Print each line exactly as it is given.

Start of Data shown

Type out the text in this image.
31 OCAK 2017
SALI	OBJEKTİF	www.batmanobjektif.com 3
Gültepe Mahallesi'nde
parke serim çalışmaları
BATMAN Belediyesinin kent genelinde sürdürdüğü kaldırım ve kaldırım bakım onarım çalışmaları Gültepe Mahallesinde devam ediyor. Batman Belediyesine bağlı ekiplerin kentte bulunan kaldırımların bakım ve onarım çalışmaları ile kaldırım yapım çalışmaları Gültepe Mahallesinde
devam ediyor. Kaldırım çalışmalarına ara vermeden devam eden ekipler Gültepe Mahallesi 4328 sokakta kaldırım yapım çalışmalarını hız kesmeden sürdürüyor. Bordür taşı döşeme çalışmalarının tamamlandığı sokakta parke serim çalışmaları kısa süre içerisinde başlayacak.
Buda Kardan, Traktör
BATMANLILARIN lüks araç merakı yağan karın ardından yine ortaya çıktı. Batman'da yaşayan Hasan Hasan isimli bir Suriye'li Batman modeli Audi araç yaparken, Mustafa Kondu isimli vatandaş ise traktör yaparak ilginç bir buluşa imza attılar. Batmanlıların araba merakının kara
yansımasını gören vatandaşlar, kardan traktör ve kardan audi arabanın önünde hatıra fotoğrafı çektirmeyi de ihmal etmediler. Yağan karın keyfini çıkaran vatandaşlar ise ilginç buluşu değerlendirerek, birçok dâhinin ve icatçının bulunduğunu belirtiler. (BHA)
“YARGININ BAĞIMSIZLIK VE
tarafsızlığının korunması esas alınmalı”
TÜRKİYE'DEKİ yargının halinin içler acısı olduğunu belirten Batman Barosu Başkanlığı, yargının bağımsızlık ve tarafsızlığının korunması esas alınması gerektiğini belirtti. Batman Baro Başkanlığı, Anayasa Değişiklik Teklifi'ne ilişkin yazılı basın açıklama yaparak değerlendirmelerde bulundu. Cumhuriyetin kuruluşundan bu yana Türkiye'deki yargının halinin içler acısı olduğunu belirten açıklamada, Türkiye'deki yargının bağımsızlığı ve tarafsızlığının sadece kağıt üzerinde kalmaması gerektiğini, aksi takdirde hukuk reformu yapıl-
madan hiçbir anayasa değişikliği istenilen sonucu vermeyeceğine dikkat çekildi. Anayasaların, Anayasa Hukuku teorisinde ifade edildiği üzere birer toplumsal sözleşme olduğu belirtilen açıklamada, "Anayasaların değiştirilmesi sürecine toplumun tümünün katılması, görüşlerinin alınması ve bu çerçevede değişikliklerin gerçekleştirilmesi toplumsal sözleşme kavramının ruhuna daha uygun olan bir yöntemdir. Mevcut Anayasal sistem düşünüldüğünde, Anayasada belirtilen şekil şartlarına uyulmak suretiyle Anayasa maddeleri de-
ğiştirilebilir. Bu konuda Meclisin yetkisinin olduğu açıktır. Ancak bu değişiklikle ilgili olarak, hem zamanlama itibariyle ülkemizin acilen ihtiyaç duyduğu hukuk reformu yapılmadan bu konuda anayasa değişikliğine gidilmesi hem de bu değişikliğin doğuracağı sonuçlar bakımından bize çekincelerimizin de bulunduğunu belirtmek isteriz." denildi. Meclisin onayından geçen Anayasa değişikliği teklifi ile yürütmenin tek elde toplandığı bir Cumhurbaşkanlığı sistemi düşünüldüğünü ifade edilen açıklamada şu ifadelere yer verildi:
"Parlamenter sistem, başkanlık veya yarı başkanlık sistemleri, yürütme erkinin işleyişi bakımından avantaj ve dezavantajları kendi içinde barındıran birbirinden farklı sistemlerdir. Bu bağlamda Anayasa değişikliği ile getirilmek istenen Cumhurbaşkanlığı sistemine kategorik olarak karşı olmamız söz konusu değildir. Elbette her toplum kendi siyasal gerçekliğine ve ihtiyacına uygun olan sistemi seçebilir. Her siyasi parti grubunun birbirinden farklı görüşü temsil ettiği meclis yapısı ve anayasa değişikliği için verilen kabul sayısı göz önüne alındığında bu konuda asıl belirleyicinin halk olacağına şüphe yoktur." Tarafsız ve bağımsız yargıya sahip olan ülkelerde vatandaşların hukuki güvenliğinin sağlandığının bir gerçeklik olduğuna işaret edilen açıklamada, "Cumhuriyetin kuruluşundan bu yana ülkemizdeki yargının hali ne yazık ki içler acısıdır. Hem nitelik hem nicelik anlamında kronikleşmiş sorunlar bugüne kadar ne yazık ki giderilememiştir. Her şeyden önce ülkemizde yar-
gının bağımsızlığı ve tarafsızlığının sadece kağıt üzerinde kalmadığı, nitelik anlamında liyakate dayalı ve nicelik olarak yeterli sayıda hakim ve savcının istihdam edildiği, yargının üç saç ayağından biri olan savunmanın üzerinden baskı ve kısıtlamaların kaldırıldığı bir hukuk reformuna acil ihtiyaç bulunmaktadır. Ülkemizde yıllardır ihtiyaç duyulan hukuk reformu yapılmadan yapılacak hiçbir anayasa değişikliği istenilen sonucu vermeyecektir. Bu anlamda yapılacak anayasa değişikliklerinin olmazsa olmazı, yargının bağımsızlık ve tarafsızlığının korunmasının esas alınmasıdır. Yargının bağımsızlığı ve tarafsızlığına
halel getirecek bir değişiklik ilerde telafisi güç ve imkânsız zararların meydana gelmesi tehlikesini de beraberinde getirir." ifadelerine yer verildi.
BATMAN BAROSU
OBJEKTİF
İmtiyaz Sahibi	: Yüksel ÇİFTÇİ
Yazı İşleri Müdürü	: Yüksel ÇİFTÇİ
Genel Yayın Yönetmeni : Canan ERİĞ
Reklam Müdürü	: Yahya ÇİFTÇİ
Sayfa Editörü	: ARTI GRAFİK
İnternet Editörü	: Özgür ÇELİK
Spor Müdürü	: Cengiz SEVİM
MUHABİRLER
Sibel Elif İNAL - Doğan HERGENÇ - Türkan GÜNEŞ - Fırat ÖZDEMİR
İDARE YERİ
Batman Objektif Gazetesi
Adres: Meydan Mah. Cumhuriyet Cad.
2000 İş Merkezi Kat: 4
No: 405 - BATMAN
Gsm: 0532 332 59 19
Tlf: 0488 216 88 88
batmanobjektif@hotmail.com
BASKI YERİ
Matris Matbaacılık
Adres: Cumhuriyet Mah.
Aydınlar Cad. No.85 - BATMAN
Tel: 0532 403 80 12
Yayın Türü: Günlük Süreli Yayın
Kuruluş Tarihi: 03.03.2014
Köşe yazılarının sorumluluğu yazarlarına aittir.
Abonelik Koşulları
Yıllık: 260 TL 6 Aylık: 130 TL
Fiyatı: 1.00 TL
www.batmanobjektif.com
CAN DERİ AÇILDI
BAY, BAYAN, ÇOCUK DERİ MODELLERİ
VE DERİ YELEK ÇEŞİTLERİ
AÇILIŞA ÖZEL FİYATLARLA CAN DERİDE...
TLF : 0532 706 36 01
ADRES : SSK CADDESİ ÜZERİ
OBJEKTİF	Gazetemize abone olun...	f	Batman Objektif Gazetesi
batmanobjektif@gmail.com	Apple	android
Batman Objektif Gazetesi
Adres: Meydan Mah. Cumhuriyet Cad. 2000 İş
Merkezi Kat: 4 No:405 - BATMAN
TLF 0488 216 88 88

End of Data shown

Response to the task:
Type out the text in this image.
31 OCAK 2017
SALI	OBJEKTİF	www.batmanobjektif.com 3
Gültepe Mahallesi'nde
parke serim çalışmaları
BATMAN Belediyesinin kent genelinde sürdürdüğü kaldırım ve kaldırım bakım onarım çalışmaları Gültepe Mahallesinde devam ediyor. Batman Belediyesine bağlı ekiplerin kentte bulunan kaldırımların bakım ve onarım çalışmaları ile kaldırım yapım çalışmaları Gültepe Mahallesinde
devam ediyor. Kaldırım çalışmalarına ara vermeden devam eden ekipler Gültepe Mahallesi 4328 sokakta kaldırım yapım çalışmalarını hız kesmeden sürdürüyor. Bordür taşı döşeme çalışmalarının tamamlandığı sokakta parke serim çalışmaları kısa süre içerisinde başlayacak.
Buda Kardan, Traktör
BATMANLILARIN lüks araç merakı yağan karın ardından yine ortaya çıktı. Batman'da yaşayan Hasan Hasan isimli bir Suriye'li Batman modeli Audi araç yaparken, Mustafa Kondu isimli vatandaş ise traktör yaparak ilginç bir buluşa imza attılar. Batmanlıların araba merakının kara
yansımasını gören vatandaşlar, kardan traktör ve kardan audi arabanın önünde hatıra fotoğrafı çektirmeyi de ihmal etmediler. Yağan karın keyfini çıkaran vatandaşlar ise ilginç buluşu değerlendirerek, birçok dâhinin ve icatçının bulunduğunu belirtiler. (BHA)
“YARGININ BAĞIMSIZLIK VE
tarafsızlığının korunması esas alınmalı”
TÜRKİYE'DEKİ yargının halinin içler acısı olduğunu belirten Batman Barosu Başkanlığı, yargının bağımsızlık ve tarafsızlığının korunması esas alınması gerektiğini belirtti. Batman Baro Başkanlığı, Anayasa Değişiklik Teklifi'ne ilişkin yazılı basın açıklama yaparak değerlendirmelerde bulundu. Cumhuriyetin kuruluşundan bu yana Türkiye'deki yargının halinin içler acısı olduğunu belirten açıklamada, Türkiye'deki yargının bağımsızlığı ve tarafsızlığının sadece kağıt üzerinde kalmaması gerektiğini, aksi takdirde hukuk reformu yapıl-
madan hiçbir anayasa değişikliği istenilen sonucu vermeyeceğine dikkat çekildi. Anayasaların, Anayasa Hukuku teorisinde ifade edildiği üzere birer toplumsal sözleşme olduğu belirtilen açıklamada, "Anayasaların değiştirilmesi sürecine toplumun tümünün katılması, görüşlerinin alınması ve bu çerçevede değişikliklerin gerçekleştirilmesi toplumsal sözleşme kavramının ruhuna daha uygun olan bir yöntemdir. Mevcut Anayasal sistem düşünüldüğünde, Anayasada belirtilen şekil şartlarına uyulmak suretiyle Anayasa maddeleri de-
ğiştirilebilir. Bu konuda Meclisin yetkisinin olduğu açıktır. Ancak bu değişiklikle ilgili olarak, hem zamanlama itibariyle ülkemizin acilen ihtiyaç duyduğu hukuk reformu yapılmadan bu konuda anayasa değişikliğine gidilmesi hem de bu değişikliğin doğuracağı sonuçlar bakımından bize çekincelerimizin de bulunduğunu belirtmek isteriz." denildi. Meclisin onayından geçen Anayasa değişikliği teklifi ile yürütmenin tek elde toplandığı bir Cumhurbaşkanlığı sistemi düşünüldüğünü ifade edilen açıklamada şu ifadelere yer verildi:
"Parlamenter sistem, başkanlık veya yarı başkanlık sistemleri, yürütme erkinin işleyişi bakımından avantaj ve dezavantajları kendi içinde barındıran birbirinden farklı sistemlerdir. Bu bağlamda Anayasa değişikliği ile getirilmek istenen Cumhurbaşkanlığı sistemine kategorik olarak karşı olmamız söz konusu değildir. Elbette her toplum kendi siyasal gerçekliğine ve ihtiyacına uygun olan sistemi seçebilir. Her siyasi parti grubunun birbirinden farklı görüşü temsil ettiği meclis yapısı ve anayasa değişikliği için verilen kabul sayısı göz önüne alındığında bu konuda asıl belirleyicinin halk olacağına şüphe yoktur." Tarafsız ve bağımsız yargıya sahip olan ülkelerde vatandaşların hukuki güvenliğinin sağlandığının bir gerçeklik olduğuna işaret edilen açıklamada, "Cumhuriyetin kuruluşundan bu yana ülkemizdeki yargının hali ne yazık ki içler acısıdır. Hem nitelik hem nicelik anlamında kronikleşmiş sorunlar bugüne kadar ne yazık ki giderilememiştir. Her şeyden önce ülkemizde yar-
gının bağımsızlığı ve tarafsızlığının sadece kağıt üzerinde kalmadığı, nitelik anlamında liyakate dayalı ve nicelik olarak yeterli sayıda hakim ve savcının istihdam edildiği, yargının üç saç ayağından biri olan savunmanın üzerinden baskı ve kısıtlamaların kaldırıldığı bir hukuk reformuna acil ihtiyaç bulunmaktadır. Ülkemizde yıllardır ihtiyaç duyulan hukuk reformu yapılmadan yapılacak hiçbir anayasa değişikliği istenilen sonucu vermeyecektir. Bu anlamda yapılacak anayasa değişikliklerinin olmazsa olmazı, yargının bağımsızlık ve tarafsızlığının korunmasının esas alınmasıdır. Yargının bağımsızlığı ve tarafsızlığına
halel getirecek bir değişiklik ilerde telafisi güç ve imkânsız zararların meydana gelmesi tehlikesini de beraberinde getirir." ifadelerine yer verildi.
BATMAN BAROSU
OBJEKTİF
İmtiyaz Sahibi	: Yüksel ÇİFTÇİ
Yazı İşleri Müdürü	: Yüksel ÇİFTÇİ
Genel Yayın Yönetmeni : Canan ERİĞ
Reklam Müdürü	: Yahya ÇİFTÇİ
Sayfa Editörü	: ARTI GRAFİK
İnternet Editörü	: Özgür ÇELİK
Spor Müdürü	: Cengiz SEVİM
MUHABİRLER
Sibel Elif İNAL - Doğan HERGENÇ - Türkan GÜNEŞ - Fırat ÖZDEMİR
İDARE YERİ
Batman Objektif Gazetesi
Adres: Meydan Mah. Cumhuriyet Cad.
2000 İş Merkezi Kat: 4
No: 405 - BATMAN
Gsm: 0532 332 59 19
Tlf: 0488 216 88 88
batmanobjektif@hotmail.com
BASKI YERİ
Matris Matbaacılık
Adres: Cumhuriyet Mah.
Aydınlar Cad. No.85 - BATMAN
Tel: 0532 403 80 12
Yayın Türü: Günlük Süreli Yayın
Kuruluş Tarihi: 03.03.2014
Köşe yazılarının sorumluluğu yazarlarına aittir.
Abonelik Koşulları
Yıllık: 260 TL 6 Aylık: 130 TL
Fiyatı: 1.00 TL
www.batmanobjektif.com
CAN DERİ AÇILDI
BAY, BAYAN, ÇOCUK DERİ MODELLERİ
VE DERİ YELEK ÇEŞİTLERİ
AÇILIŞA ÖZEL FİYATLARLA CAN DERİDE...
TLF : 0532 706 36 01
ADRES : SSK CADDESİ ÜZERİ
OBJEKTİF	Gazetemize abone olun...	f	Batman Objektif Gazetesi
batmanobjektif@gmail.com	Apple	android
Batman Objektif Gazetesi
Adres: Meydan Mah. Cumhuriyet Cad. 2000 İş
Merkezi Kat: 4 No:405 - BATMAN
TLF 0488 216 88 88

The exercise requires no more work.